▶ **What the exercise asks**
Pick out the lines below with "marker" and list them.

▶ **Dataset extract**
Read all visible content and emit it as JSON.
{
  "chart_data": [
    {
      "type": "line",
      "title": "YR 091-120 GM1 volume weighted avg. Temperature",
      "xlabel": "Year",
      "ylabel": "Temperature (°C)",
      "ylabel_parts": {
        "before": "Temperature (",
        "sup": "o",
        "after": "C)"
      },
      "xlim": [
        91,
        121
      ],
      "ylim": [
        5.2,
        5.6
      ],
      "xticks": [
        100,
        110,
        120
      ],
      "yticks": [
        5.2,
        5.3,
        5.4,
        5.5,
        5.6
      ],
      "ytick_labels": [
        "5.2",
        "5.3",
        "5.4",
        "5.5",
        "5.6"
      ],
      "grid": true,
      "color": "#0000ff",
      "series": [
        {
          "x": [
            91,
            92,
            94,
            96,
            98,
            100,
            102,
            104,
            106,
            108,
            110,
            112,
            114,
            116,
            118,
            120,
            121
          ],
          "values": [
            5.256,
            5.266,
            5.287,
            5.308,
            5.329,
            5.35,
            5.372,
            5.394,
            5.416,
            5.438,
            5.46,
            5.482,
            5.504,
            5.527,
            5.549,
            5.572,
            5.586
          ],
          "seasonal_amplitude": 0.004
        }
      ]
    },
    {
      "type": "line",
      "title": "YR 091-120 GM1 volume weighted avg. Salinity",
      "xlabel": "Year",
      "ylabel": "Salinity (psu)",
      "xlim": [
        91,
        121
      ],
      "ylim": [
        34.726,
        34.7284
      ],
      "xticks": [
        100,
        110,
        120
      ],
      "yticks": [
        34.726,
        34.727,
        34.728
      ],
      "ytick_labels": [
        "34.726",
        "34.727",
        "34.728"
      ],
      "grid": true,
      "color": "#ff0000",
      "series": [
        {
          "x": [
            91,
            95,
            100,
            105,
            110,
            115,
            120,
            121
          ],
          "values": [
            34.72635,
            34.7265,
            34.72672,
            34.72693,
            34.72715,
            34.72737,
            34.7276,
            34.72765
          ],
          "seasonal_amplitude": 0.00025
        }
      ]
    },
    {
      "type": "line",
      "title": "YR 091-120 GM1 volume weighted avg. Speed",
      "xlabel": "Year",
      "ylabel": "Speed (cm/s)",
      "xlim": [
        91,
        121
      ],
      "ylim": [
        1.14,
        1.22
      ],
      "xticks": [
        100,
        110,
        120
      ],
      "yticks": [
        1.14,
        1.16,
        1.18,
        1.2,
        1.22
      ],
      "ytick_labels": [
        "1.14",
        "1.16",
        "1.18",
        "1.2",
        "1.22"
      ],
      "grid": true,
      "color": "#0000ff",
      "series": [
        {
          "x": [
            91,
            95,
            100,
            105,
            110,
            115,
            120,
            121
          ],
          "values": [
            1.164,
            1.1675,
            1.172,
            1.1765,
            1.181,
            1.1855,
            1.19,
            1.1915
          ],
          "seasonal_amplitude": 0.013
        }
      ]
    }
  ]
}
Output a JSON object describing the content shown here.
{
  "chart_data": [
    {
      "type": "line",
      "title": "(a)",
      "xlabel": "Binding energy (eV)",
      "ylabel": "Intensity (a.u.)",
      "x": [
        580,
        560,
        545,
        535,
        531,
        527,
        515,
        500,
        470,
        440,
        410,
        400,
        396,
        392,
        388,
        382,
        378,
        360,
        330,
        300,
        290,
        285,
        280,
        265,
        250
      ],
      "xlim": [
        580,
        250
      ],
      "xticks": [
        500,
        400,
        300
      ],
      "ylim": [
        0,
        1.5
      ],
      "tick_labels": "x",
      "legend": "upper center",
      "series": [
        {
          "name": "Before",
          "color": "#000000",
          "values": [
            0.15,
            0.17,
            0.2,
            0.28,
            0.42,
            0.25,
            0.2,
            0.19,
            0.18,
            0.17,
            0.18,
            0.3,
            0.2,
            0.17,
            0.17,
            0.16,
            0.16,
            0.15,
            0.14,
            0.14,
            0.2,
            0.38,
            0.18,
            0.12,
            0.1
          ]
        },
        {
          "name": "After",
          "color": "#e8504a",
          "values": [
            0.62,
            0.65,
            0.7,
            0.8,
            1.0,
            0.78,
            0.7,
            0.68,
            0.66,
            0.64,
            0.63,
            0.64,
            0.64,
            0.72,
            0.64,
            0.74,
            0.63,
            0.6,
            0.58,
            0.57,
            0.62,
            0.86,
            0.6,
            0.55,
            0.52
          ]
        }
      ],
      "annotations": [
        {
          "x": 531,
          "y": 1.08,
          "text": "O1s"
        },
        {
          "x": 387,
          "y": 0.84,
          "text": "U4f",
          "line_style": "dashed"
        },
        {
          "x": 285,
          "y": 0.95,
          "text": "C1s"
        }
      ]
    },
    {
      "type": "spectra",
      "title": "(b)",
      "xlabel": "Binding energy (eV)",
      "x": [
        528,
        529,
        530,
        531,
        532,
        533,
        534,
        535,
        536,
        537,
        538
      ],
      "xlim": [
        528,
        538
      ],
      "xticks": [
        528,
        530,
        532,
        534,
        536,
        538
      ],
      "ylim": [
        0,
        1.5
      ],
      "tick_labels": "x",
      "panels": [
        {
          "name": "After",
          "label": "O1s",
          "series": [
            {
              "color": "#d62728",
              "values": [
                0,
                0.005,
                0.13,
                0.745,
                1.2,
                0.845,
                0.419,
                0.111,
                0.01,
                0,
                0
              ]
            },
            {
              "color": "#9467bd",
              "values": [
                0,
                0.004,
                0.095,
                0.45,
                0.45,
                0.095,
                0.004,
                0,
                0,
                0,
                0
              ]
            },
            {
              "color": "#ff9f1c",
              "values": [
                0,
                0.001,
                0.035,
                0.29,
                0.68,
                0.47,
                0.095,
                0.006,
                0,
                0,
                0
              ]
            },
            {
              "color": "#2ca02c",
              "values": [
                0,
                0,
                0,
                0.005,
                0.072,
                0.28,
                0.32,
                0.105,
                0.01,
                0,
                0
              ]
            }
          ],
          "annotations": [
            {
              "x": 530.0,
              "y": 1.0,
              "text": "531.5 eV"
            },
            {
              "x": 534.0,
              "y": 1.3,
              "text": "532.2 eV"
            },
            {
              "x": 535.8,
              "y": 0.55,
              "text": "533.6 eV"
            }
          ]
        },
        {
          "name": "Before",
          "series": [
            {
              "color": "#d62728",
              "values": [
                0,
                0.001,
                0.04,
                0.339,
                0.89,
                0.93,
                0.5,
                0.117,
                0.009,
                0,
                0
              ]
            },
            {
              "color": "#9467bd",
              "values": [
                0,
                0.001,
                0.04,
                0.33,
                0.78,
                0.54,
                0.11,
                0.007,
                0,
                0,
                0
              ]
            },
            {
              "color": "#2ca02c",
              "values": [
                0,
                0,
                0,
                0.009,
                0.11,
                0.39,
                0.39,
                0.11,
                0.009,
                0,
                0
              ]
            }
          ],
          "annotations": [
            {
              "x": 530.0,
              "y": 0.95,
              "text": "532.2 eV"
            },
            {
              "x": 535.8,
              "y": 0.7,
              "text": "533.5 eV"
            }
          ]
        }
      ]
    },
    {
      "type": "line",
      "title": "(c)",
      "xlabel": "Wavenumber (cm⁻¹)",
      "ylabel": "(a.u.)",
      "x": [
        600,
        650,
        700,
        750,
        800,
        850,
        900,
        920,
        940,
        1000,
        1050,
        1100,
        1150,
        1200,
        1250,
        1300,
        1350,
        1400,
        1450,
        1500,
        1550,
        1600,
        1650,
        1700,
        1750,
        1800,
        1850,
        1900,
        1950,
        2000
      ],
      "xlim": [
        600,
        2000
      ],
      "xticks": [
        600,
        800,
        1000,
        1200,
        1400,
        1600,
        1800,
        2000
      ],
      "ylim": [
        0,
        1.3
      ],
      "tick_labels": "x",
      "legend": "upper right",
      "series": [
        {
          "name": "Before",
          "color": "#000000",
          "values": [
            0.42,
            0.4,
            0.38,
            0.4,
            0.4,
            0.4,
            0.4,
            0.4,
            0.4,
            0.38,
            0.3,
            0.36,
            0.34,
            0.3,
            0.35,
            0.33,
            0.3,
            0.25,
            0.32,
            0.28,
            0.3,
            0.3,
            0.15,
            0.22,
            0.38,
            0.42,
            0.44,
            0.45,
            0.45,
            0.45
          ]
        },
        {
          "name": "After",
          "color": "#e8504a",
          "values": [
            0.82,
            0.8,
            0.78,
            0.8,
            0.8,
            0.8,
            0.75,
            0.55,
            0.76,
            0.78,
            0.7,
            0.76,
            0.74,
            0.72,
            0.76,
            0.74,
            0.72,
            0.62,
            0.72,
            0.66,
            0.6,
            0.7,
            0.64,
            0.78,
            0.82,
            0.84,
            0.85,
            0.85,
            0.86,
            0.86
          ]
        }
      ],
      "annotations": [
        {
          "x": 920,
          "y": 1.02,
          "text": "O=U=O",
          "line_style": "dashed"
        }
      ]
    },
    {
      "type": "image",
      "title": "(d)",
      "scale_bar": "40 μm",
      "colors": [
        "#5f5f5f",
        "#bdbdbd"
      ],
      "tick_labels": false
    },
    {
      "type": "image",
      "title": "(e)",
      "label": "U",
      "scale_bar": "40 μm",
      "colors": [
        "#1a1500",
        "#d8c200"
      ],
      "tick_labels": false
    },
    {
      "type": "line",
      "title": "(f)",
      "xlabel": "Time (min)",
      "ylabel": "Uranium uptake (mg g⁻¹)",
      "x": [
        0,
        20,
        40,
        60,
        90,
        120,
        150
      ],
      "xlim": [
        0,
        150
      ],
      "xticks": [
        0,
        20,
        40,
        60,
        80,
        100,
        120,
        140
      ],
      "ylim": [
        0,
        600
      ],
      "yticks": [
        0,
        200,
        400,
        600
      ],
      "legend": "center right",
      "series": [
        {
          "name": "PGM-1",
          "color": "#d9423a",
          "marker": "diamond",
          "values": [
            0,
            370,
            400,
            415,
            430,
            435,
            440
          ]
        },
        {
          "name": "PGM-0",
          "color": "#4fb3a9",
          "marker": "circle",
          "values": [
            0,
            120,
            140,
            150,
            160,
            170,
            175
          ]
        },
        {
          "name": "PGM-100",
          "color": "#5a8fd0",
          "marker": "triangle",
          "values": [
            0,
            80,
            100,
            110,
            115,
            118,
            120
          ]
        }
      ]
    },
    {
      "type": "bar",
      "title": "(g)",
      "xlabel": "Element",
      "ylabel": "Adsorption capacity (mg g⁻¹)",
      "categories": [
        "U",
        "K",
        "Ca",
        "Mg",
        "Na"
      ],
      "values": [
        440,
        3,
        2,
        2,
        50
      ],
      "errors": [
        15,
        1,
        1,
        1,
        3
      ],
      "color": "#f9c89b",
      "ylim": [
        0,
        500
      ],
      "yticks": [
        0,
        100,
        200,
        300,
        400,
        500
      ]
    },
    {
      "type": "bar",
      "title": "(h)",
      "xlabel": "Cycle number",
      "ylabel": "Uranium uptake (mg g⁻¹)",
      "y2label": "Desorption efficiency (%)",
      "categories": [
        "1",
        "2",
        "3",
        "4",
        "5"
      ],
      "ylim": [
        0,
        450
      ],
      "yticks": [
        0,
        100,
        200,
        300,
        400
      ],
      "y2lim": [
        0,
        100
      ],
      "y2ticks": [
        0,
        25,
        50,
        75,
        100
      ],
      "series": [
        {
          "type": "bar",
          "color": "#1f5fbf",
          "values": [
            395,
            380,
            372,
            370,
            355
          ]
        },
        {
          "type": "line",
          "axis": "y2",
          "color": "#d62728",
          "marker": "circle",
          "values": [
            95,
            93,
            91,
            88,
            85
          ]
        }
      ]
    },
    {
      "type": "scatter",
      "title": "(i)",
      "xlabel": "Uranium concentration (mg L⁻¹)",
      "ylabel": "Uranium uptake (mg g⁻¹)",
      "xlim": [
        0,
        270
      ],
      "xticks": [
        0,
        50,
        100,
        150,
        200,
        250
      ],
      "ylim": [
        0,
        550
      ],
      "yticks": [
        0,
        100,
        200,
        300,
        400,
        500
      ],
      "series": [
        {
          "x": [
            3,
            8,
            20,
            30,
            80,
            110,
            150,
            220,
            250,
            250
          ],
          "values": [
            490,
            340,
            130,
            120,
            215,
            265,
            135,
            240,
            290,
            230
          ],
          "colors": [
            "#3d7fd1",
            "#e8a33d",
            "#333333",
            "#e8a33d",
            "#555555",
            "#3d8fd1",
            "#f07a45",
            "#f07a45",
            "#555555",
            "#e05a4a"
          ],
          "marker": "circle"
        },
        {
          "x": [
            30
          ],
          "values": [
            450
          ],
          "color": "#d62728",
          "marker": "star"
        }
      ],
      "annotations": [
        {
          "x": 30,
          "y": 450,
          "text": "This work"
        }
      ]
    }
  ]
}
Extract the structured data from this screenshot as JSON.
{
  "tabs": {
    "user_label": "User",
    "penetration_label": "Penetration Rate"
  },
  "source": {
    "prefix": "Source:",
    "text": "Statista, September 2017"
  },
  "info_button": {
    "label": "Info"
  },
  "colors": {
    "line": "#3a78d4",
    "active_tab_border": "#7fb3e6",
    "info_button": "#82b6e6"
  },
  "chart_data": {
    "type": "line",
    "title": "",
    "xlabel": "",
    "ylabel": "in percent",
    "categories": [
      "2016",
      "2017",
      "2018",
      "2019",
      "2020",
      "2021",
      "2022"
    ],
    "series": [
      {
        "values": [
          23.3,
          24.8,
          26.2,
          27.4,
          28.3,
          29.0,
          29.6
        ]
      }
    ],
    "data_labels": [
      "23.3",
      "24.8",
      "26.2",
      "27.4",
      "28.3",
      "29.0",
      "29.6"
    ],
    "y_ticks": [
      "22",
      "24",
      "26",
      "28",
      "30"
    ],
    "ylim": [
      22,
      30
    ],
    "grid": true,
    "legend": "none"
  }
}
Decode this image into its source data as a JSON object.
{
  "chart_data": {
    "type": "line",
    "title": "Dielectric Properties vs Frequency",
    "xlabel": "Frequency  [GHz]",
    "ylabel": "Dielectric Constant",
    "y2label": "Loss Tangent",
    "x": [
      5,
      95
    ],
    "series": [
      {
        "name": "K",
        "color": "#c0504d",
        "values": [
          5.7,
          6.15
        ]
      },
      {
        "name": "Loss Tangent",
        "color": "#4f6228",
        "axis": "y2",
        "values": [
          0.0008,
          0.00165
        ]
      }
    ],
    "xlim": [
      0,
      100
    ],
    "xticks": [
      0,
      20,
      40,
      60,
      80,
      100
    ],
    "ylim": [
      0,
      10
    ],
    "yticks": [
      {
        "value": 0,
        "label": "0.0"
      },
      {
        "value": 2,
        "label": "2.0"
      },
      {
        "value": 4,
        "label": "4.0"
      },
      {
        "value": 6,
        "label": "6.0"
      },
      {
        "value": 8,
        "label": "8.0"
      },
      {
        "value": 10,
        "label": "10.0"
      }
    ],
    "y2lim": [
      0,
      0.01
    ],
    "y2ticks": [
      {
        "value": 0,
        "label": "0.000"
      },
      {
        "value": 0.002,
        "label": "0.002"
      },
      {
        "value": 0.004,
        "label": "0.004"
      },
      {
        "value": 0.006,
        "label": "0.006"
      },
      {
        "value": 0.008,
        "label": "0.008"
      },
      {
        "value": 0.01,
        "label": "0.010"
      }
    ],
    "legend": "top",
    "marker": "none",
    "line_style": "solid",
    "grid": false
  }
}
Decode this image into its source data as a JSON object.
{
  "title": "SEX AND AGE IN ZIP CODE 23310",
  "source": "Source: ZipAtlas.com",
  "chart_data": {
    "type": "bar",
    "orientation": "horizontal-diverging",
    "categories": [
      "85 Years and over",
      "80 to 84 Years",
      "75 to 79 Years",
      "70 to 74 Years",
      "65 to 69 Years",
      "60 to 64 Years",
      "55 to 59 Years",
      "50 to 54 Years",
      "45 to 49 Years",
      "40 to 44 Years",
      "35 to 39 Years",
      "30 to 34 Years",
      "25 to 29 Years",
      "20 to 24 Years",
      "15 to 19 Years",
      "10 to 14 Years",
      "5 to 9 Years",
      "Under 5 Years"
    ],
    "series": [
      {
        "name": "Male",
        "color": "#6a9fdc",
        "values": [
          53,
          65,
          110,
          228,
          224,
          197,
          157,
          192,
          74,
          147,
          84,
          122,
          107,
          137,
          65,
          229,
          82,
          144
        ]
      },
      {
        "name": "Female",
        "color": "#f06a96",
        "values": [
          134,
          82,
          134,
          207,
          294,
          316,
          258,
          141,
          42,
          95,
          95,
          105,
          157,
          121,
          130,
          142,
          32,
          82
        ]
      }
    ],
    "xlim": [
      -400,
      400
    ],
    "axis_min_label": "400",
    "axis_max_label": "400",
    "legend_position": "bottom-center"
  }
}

▶ **Solved exercise**
          "marker": "diamond",
          "marker": "circle",
          "marker": "triangle",
          "marker": "circle",
          "marker": "circle"
          "marker": "star"
    "marker": "none",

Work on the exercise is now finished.